▶ Exercise requirements:
Answer with nothing but the number of lines that include the word "this".

▶ Figure record listings:

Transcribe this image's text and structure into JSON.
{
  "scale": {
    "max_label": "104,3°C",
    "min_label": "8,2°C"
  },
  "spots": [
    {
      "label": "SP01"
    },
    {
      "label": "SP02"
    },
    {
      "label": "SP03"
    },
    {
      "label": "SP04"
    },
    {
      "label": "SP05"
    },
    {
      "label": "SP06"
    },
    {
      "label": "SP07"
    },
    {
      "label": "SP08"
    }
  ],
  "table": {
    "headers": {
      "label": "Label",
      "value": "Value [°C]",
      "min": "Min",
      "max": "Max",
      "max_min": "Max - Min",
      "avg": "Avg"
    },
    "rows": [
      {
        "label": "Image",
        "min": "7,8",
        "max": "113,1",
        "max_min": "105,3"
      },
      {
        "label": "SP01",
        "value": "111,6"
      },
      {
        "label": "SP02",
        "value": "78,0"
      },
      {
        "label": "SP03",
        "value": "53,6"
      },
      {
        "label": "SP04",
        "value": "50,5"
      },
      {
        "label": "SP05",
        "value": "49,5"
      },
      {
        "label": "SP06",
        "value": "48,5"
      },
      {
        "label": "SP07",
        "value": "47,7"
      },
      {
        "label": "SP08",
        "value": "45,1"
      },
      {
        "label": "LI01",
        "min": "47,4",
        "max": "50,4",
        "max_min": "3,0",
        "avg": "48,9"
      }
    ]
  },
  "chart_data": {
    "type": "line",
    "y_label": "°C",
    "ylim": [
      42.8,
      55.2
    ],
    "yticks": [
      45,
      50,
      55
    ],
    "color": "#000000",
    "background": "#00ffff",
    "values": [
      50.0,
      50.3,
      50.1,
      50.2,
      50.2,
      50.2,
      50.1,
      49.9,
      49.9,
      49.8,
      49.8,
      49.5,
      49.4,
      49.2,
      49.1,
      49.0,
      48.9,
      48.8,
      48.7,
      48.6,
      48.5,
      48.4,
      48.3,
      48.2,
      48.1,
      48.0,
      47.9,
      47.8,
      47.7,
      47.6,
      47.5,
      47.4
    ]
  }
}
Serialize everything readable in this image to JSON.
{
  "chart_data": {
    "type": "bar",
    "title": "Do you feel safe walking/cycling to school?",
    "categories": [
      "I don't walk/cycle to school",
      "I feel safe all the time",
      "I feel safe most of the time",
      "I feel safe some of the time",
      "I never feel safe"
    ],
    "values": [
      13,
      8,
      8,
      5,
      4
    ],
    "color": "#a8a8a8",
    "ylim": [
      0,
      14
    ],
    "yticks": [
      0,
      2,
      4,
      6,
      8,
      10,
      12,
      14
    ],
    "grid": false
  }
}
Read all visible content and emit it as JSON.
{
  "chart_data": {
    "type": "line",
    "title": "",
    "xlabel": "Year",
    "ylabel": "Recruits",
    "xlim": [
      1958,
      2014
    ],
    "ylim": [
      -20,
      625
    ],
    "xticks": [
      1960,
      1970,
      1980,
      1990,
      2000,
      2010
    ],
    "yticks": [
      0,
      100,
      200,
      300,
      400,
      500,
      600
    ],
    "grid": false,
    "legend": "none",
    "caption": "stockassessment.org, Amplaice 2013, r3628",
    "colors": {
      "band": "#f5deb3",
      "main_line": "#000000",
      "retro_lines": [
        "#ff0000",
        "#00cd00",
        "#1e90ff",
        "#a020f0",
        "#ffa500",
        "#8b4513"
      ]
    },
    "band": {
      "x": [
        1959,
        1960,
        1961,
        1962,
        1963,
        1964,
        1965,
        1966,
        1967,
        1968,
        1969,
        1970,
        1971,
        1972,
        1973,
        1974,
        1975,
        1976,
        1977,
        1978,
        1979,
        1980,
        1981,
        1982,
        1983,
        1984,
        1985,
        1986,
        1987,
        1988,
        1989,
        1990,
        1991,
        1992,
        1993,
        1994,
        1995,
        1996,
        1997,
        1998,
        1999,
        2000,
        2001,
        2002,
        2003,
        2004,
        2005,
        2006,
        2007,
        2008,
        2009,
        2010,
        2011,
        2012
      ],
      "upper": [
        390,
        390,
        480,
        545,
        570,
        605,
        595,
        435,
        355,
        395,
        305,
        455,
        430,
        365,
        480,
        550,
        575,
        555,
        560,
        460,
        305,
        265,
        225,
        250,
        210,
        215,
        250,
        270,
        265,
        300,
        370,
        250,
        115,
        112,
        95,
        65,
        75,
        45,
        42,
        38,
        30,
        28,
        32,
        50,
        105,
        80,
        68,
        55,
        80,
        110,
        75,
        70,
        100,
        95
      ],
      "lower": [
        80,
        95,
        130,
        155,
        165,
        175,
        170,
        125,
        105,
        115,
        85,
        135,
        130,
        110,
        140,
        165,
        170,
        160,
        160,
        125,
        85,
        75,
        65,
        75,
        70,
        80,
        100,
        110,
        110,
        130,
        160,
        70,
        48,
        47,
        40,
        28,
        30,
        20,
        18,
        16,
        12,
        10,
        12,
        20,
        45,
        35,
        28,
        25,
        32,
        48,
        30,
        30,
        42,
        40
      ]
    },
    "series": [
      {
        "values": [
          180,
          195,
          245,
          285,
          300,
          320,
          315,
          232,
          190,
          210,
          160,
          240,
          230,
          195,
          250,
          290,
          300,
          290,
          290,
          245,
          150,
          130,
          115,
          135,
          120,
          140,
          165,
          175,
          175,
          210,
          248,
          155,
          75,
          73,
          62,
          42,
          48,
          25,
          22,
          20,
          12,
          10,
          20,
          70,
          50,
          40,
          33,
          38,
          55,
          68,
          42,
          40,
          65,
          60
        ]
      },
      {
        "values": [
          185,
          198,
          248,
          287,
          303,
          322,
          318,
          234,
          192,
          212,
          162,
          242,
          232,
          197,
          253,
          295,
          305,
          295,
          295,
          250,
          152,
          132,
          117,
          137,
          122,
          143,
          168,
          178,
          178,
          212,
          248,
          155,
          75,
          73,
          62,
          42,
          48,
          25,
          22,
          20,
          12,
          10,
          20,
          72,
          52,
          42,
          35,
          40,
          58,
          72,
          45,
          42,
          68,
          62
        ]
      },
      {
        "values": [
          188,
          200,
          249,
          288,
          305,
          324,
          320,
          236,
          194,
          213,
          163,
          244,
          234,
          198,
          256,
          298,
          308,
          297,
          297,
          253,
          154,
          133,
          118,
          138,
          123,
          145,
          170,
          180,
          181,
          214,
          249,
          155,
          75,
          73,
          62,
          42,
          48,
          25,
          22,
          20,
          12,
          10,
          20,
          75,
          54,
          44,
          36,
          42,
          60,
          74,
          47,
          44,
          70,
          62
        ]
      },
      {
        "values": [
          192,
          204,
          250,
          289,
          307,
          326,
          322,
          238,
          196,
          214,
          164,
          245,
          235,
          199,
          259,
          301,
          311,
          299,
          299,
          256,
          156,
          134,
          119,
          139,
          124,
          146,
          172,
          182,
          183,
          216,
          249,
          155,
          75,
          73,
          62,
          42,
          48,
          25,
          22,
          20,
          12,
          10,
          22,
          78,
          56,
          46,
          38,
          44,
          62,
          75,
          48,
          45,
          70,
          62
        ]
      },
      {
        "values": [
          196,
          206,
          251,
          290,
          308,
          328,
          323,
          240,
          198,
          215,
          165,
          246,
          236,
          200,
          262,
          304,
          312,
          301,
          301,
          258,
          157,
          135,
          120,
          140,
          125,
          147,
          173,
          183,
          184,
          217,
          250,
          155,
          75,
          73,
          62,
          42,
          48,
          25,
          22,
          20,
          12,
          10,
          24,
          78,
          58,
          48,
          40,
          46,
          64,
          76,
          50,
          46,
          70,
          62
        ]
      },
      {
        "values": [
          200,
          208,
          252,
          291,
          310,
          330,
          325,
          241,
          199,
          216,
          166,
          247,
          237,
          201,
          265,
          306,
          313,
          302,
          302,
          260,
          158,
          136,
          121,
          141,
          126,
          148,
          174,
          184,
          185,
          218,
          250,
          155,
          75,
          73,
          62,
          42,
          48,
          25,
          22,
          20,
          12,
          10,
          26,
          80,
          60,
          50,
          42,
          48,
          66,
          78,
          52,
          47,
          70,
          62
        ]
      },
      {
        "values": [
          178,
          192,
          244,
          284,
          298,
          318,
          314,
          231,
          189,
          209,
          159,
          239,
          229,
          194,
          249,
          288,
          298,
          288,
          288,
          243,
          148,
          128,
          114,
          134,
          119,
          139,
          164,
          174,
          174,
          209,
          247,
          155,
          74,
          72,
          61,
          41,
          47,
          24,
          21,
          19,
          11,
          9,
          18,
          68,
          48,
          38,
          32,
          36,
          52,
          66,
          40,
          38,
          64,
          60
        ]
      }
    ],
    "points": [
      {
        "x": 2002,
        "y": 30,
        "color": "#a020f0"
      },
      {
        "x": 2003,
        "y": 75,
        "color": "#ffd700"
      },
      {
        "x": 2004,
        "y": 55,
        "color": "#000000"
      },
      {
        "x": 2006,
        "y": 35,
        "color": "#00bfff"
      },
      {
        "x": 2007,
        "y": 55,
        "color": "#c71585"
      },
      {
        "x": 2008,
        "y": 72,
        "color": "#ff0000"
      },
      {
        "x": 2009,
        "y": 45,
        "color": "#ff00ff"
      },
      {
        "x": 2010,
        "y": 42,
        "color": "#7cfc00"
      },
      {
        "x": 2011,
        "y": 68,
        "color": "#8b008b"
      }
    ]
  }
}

▶ Completed exercise:
2